= RECORDS FOR THE EXERCISE =
+--

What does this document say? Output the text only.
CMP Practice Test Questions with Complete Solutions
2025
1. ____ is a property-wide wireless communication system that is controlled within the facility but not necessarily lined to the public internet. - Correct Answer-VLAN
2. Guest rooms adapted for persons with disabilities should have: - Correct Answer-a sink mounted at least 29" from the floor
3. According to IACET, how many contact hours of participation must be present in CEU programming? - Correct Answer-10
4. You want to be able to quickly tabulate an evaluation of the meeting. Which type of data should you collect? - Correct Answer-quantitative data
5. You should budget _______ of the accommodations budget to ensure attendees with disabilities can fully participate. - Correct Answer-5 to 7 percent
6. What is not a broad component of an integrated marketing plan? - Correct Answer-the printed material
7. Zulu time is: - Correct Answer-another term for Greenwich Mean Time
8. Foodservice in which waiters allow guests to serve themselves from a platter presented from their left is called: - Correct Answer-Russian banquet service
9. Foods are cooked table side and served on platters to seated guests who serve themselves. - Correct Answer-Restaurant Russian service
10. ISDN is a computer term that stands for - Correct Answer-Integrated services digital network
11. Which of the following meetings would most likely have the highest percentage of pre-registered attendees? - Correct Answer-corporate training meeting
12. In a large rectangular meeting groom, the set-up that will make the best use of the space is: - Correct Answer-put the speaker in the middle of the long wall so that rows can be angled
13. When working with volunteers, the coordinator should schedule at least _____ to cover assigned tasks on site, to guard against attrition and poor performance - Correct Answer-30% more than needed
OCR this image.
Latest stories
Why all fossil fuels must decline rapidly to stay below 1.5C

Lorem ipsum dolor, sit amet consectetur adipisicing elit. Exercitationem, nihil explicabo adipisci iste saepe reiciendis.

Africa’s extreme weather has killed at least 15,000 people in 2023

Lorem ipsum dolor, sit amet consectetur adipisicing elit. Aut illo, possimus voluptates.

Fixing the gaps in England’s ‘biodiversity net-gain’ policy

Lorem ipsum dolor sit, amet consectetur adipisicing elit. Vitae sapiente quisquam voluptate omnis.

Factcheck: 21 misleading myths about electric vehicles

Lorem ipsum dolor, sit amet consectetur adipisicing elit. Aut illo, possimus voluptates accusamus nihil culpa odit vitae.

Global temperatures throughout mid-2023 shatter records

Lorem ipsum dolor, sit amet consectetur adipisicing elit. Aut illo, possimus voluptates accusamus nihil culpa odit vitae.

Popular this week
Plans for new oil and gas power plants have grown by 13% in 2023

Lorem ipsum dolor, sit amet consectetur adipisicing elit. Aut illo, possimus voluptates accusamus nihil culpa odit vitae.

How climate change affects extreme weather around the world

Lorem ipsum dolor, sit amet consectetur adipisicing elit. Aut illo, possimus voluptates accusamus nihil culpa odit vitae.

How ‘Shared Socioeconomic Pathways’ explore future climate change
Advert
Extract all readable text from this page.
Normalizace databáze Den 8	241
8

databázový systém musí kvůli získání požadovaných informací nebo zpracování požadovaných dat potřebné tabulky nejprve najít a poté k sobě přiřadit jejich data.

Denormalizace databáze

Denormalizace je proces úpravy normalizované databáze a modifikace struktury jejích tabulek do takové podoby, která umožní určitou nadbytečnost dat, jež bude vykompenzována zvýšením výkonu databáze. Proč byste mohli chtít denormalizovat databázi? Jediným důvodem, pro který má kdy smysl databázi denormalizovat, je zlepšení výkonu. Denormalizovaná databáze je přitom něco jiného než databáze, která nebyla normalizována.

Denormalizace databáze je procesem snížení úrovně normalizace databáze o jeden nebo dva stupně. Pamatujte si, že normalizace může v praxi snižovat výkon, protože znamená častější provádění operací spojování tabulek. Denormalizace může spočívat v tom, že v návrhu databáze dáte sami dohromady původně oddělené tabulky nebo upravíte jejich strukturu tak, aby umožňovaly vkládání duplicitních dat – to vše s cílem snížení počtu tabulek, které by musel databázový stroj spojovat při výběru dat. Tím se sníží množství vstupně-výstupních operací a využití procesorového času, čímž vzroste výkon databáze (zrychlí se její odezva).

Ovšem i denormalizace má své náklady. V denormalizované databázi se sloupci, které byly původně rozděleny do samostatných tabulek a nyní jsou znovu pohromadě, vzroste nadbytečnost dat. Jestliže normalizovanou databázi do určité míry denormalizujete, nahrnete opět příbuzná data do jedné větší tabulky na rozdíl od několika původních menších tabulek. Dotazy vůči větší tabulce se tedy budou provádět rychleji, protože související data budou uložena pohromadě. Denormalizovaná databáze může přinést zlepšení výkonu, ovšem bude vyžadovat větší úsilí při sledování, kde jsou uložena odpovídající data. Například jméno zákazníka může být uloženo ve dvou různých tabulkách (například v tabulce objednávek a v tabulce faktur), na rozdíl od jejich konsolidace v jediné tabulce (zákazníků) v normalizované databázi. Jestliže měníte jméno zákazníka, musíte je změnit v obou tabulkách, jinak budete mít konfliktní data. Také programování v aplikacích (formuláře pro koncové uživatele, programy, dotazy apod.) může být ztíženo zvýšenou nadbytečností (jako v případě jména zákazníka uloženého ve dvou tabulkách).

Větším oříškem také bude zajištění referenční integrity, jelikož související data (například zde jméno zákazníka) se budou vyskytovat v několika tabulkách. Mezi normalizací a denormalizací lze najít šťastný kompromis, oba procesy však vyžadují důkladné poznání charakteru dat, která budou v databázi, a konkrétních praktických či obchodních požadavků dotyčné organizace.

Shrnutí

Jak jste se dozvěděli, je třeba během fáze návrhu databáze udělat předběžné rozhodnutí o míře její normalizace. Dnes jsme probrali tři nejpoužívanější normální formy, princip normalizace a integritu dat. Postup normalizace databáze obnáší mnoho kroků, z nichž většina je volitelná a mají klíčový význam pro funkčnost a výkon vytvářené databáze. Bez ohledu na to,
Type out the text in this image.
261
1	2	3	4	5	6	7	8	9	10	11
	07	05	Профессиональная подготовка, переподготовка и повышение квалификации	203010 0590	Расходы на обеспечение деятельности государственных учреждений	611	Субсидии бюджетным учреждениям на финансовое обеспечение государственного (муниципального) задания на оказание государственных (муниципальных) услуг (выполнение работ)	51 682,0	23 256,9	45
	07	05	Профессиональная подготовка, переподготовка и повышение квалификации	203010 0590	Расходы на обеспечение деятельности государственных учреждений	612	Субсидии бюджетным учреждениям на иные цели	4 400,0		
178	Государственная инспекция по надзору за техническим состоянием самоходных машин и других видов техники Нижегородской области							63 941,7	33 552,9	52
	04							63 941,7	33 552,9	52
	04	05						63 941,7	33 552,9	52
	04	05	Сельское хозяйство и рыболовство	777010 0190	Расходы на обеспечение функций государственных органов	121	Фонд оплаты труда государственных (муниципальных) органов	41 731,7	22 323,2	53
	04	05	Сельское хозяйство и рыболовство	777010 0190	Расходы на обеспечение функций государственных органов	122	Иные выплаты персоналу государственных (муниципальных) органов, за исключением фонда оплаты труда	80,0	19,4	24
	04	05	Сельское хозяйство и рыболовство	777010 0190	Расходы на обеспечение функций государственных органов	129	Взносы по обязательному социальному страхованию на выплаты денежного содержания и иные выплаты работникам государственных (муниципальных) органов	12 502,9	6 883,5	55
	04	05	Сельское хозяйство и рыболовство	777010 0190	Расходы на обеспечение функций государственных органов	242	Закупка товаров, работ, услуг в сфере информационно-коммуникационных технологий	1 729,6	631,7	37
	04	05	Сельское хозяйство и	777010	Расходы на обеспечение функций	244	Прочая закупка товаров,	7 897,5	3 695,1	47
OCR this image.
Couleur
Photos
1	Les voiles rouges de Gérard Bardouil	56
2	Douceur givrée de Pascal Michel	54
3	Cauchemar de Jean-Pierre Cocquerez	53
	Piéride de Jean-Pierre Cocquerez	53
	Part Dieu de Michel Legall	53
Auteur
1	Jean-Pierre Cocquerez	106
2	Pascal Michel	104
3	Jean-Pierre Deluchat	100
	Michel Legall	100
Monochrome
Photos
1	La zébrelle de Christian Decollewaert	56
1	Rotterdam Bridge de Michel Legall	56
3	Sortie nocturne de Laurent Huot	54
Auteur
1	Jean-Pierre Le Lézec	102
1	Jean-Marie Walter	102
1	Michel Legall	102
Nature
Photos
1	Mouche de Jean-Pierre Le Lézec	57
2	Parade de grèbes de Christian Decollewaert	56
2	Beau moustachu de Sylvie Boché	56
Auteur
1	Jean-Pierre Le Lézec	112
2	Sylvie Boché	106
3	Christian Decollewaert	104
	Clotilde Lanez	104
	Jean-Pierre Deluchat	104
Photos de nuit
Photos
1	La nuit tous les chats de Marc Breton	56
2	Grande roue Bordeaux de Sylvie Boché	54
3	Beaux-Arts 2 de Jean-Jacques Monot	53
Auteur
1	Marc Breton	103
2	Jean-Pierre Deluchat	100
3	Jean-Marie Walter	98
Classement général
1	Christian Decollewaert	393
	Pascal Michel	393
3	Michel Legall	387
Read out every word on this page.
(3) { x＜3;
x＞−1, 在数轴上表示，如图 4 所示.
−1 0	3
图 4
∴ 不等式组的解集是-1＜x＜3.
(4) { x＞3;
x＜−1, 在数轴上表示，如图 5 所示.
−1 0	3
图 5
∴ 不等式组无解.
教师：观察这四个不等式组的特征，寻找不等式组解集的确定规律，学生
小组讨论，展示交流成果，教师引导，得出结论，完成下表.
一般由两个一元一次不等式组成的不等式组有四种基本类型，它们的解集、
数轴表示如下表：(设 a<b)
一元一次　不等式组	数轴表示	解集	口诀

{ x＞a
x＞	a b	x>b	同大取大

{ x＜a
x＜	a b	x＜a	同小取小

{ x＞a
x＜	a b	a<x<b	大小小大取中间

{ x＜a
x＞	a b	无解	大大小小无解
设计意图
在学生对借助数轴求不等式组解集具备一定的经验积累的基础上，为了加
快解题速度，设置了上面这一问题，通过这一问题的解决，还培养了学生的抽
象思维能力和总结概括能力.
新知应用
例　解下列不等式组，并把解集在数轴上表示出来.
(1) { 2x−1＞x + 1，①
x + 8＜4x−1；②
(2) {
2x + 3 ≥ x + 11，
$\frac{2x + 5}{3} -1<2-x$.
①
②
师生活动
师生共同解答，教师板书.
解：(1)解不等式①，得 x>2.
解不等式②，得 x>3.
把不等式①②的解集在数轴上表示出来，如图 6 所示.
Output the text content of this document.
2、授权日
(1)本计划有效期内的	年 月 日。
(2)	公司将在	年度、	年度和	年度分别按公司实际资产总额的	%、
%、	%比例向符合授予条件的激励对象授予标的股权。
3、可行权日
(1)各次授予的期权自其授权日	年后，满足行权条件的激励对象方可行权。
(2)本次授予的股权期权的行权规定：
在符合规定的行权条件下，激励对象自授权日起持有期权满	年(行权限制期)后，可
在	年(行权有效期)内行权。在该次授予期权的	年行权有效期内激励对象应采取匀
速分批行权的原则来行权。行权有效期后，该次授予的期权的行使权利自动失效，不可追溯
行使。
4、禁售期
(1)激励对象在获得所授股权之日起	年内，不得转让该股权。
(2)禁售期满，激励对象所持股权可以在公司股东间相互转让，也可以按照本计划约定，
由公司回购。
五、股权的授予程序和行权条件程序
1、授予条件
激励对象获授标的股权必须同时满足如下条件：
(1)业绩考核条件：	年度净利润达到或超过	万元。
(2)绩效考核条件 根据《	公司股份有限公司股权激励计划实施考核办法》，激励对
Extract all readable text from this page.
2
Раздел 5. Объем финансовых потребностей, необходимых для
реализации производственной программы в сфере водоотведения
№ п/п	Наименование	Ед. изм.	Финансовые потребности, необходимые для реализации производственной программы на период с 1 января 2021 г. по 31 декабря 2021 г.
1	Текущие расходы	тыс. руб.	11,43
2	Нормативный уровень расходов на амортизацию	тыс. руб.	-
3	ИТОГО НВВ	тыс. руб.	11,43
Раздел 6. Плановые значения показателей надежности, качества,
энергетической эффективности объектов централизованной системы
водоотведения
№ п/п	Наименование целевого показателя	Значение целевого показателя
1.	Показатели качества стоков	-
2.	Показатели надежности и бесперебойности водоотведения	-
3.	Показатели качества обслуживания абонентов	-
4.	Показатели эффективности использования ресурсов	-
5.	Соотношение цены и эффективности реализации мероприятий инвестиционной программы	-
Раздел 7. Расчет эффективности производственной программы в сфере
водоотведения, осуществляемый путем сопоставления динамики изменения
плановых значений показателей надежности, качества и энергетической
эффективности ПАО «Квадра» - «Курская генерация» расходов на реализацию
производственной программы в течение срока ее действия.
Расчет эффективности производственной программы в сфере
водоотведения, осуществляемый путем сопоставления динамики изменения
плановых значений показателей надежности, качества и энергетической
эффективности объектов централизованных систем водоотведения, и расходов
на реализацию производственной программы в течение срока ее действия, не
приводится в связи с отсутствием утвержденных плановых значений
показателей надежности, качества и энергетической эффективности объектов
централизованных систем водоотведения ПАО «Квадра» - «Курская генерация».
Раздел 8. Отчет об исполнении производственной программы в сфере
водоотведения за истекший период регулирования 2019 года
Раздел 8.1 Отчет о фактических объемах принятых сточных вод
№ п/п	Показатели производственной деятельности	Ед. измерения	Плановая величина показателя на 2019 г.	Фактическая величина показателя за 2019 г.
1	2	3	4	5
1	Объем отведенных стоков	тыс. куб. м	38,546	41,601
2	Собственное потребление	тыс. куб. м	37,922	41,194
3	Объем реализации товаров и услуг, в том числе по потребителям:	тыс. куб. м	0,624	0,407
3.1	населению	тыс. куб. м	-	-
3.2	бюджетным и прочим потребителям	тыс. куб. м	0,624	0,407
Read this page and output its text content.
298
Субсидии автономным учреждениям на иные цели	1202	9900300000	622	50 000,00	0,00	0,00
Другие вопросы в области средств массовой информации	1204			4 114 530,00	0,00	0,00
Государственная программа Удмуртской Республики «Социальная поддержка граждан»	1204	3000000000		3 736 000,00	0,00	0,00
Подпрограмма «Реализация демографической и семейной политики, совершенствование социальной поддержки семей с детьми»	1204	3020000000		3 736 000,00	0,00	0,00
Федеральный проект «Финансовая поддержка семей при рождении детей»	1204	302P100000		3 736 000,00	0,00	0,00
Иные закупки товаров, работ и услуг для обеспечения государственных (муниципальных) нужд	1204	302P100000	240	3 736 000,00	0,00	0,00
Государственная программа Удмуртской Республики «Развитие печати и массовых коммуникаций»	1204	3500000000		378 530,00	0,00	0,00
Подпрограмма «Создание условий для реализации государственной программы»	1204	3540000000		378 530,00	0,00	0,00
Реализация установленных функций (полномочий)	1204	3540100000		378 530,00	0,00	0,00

+--

Select every line in the records above that contains the word "Deluchat".

= THE REPLY =
3	Jean-Pierre Deluchat	100
	Jean-Pierre Deluchat	104
2	Jean-Pierre Deluchat	100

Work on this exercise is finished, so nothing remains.